Exercise task: Restate the records below word for word.

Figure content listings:
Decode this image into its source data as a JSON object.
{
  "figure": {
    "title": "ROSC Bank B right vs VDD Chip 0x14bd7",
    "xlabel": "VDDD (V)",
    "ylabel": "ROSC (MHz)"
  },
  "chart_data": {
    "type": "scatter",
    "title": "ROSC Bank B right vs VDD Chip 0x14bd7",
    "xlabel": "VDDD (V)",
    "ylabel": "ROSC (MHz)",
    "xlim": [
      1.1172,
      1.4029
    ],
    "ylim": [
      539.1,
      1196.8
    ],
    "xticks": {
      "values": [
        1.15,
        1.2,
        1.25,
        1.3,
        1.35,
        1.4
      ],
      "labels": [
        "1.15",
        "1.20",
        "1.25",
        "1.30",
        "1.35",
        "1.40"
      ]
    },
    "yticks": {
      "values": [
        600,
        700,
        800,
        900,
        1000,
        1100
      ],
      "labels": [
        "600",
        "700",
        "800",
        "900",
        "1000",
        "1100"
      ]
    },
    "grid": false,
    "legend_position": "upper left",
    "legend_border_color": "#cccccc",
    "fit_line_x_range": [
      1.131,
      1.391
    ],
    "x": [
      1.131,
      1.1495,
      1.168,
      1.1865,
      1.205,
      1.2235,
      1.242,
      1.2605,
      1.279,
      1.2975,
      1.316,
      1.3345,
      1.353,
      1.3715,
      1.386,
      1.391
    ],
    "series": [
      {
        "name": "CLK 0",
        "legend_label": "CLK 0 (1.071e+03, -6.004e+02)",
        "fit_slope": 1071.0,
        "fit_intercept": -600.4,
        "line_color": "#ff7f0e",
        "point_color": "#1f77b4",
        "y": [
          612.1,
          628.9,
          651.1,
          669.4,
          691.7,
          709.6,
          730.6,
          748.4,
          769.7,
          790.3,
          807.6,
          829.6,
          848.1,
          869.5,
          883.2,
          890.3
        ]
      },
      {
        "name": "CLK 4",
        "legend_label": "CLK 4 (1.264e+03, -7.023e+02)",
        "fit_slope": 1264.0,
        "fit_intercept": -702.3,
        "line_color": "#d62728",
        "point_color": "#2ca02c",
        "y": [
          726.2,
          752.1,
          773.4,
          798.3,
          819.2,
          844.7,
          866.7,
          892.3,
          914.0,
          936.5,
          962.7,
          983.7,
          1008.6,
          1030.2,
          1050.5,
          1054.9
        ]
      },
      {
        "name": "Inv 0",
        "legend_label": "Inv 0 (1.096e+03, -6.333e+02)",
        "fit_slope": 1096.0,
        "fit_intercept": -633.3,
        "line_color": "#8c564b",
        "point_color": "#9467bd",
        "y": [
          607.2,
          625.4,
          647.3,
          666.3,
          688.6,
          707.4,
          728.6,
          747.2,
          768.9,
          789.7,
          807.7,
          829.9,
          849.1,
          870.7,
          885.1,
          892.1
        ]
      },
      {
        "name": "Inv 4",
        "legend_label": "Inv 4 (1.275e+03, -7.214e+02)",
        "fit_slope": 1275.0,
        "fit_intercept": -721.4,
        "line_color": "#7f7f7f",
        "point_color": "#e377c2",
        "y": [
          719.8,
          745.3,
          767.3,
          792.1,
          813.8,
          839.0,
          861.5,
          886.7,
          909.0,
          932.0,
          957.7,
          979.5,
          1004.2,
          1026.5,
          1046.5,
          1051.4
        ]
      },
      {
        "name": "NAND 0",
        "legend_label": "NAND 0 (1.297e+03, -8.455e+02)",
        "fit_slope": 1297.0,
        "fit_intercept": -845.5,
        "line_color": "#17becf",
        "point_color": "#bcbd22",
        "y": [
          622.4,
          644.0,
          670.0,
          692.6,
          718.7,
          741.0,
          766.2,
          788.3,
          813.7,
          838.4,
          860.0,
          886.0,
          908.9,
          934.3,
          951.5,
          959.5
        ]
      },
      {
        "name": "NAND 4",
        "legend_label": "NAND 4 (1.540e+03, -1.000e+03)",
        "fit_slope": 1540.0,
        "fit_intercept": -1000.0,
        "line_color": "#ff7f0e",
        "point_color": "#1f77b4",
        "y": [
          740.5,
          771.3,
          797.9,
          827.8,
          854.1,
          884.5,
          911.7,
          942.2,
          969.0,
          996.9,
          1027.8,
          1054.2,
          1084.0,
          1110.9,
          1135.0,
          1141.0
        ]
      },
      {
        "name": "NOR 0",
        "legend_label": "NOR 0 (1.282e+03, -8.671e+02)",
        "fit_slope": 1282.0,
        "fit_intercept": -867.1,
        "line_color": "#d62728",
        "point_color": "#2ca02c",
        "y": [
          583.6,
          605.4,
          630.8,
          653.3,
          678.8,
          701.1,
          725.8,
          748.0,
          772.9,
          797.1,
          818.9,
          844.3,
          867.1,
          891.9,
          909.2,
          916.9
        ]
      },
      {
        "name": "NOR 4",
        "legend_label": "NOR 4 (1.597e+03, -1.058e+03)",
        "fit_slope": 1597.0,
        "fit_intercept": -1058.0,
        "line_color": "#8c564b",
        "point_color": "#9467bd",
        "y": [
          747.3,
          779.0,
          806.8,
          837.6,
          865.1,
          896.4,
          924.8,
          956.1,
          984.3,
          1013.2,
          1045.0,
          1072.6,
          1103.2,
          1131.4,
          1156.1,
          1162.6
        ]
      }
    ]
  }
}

Answer to the task:
Decode this image into its source data as a JSON object.
{
  "figure": {
    "title": "ROSC Bank B right vs VDD Chip 0x14bd7",
    "xlabel": "VDDD (V)",
    "ylabel": "ROSC (MHz)"
  },
  "chart_data": {
    "type": "scatter",
    "title": "ROSC Bank B right vs VDD Chip 0x14bd7",
    "xlabel": "VDDD (V)",
    "ylabel": "ROSC (MHz)",
    "xlim": [
      1.1172,
      1.4029
    ],
    "ylim": [
      539.1,
      1196.8
    ],
    "xticks": {
      "values": [
        1.15,
        1.2,
        1.25,
        1.3,
        1.35,
        1.4
      ],
      "labels": [
        "1.15",
        "1.20",
        "1.25",
        "1.30",
        "1.35",
        "1.40"
      ]
    },
    "yticks": {
      "values": [
        600,
        700,
        800,
        900,
        1000,
        1100
      ],
      "labels": [
        "600",
        "700",
        "800",
        "900",
        "1000",
        "1100"
      ]
    },
    "grid": false,
    "legend_position": "upper left",
    "legend_border_color": "#cccccc",
    "fit_line_x_range": [
      1.131,
      1.391
    ],
    "x": [
      1.131,
      1.1495,
      1.168,
      1.1865,
      1.205,
      1.2235,
      1.242,
      1.2605,
      1.279,
      1.2975,
      1.316,
      1.3345,
      1.353,
      1.3715,
      1.386,
      1.391
    ],
    "series": [
      {
        "name": "CLK 0",
        "legend_label": "CLK 0 (1.071e+03, -6.004e+02)",
        "fit_slope": 1071.0,
        "fit_intercept": -600.4,
        "line_color": "#ff7f0e",
        "point_color": "#1f77b4",
        "y": [
          612.1,
          628.9,
          651.1,
          669.4,
          691.7,
          709.6,
          730.6,
          748.4,
          769.7,
          790.3,
          807.6,
          829.6,
          848.1,
          869.5,
          883.2,
          890.3
        ]
      },
      {
        "name": "CLK 4",
        "legend_label": "CLK 4 (1.264e+03, -7.023e+02)",
        "fit_slope": 1264.0,
        "fit_intercept": -702.3,
        "line_color": "#d62728",
        "point_color": "#2ca02c",
        "y": [
          726.2,
          752.1,
          773.4,
          798.3,
          819.2,
          844.7,
          866.7,
          892.3,
          914.0,
          936.5,
          962.7,
          983.7,
          1008.6,
          1030.2,
          1050.5,
          1054.9
        ]
      },
      {
        "name": "Inv 0",
        "legend_label": "Inv 0 (1.096e+03, -6.333e+02)",
        "fit_slope": 1096.0,
        "fit_intercept": -633.3,
        "line_color": "#8c564b",
        "point_color": "#9467bd",
        "y": [
          607.2,
          625.4,
          647.3,
          666.3,
          688.6,
          707.4,
          728.6,
          747.2,
          768.9,
          789.7,
          807.7,
          829.9,
          849.1,
          870.7,
          885.1,
          892.1
        ]
      },
      {
        "name": "Inv 4",
        "legend_label": "Inv 4 (1.275e+03, -7.214e+02)",
        "fit_slope": 1275.0,
        "fit_intercept": -721.4,
        "line_color": "#7f7f7f",
        "point_color": "#e377c2",
        "y": [
          719.8,
          745.3,
          767.3,
          792.1,
          813.8,
          839.0,
          861.5,
          886.7,
          909.0,
          932.0,
          957.7,
          979.5,
          1004.2,
          1026.5,
          1046.5,
          1051.4
        ]
      },
      {
        "name": "NAND 0",
        "legend_label": "NAND 0 (1.297e+03, -8.455e+02)",
        "fit_slope": 1297.0,
        "fit_intercept": -845.5,
        "line_color": "#17becf",
        "point_color": "#bcbd22",
        "y": [
          622.4,
          644.0,
          670.0,
          692.6,
          718.7,
          741.0,
          766.2,
          788.3,
          813.7,
          838.4,
          860.0,
          886.0,
          908.9,
          934.3,
          951.5,
          959.5
        ]
      },
      {
        "name": "NAND 4",
        "legend_label": "NAND 4 (1.540e+03, -1.000e+03)",
        "fit_slope": 1540.0,
        "fit_intercept": -1000.0,
        "line_color": "#ff7f0e",
        "point_color": "#1f77b4",
        "y": [
          740.5,
          771.3,
          797.9,
          827.8,
          854.1,
          884.5,
          911.7,
          942.2,
          969.0,
          996.9,
          1027.8,
          1054.2,
          1084.0,
          1110.9,
          1135.0,
          1141.0
        ]
      },
      {
        "name": "NOR 0",
        "legend_label": "NOR 0 (1.282e+03, -8.671e+02)",
        "fit_slope": 1282.0,
        "fit_intercept": -867.1,
        "line_color": "#d62728",
        "point_color": "#2ca02c",
        "y": [
          583.6,
          605.4,
          630.8,
          653.3,
          678.8,
          701.1,
          725.8,
          748.0,
          772.9,
          797.1,
          818.9,
          844.3,
          867.1,
          891.9,
          909.2,
          916.9
        ]
      },
      {
        "name": "NOR 4",
        "legend_label": "NOR 4 (1.597e+03, -1.058e+03)",
        "fit_slope": 1597.0,
        "fit_intercept": -1058.0,
        "line_color": "#8c564b",
        "point_color": "#9467bd",
        "y": [
          747.3,
          779.0,
          806.8,
          837.6,
          865.1,
          896.4,
          924.8,
          956.1,
          984.3,
          1013.2,
          1045.0,
          1072.6,
          1103.2,
          1131.4,
          1156.1,
          1162.6
        ]
      }
    ]
  }
}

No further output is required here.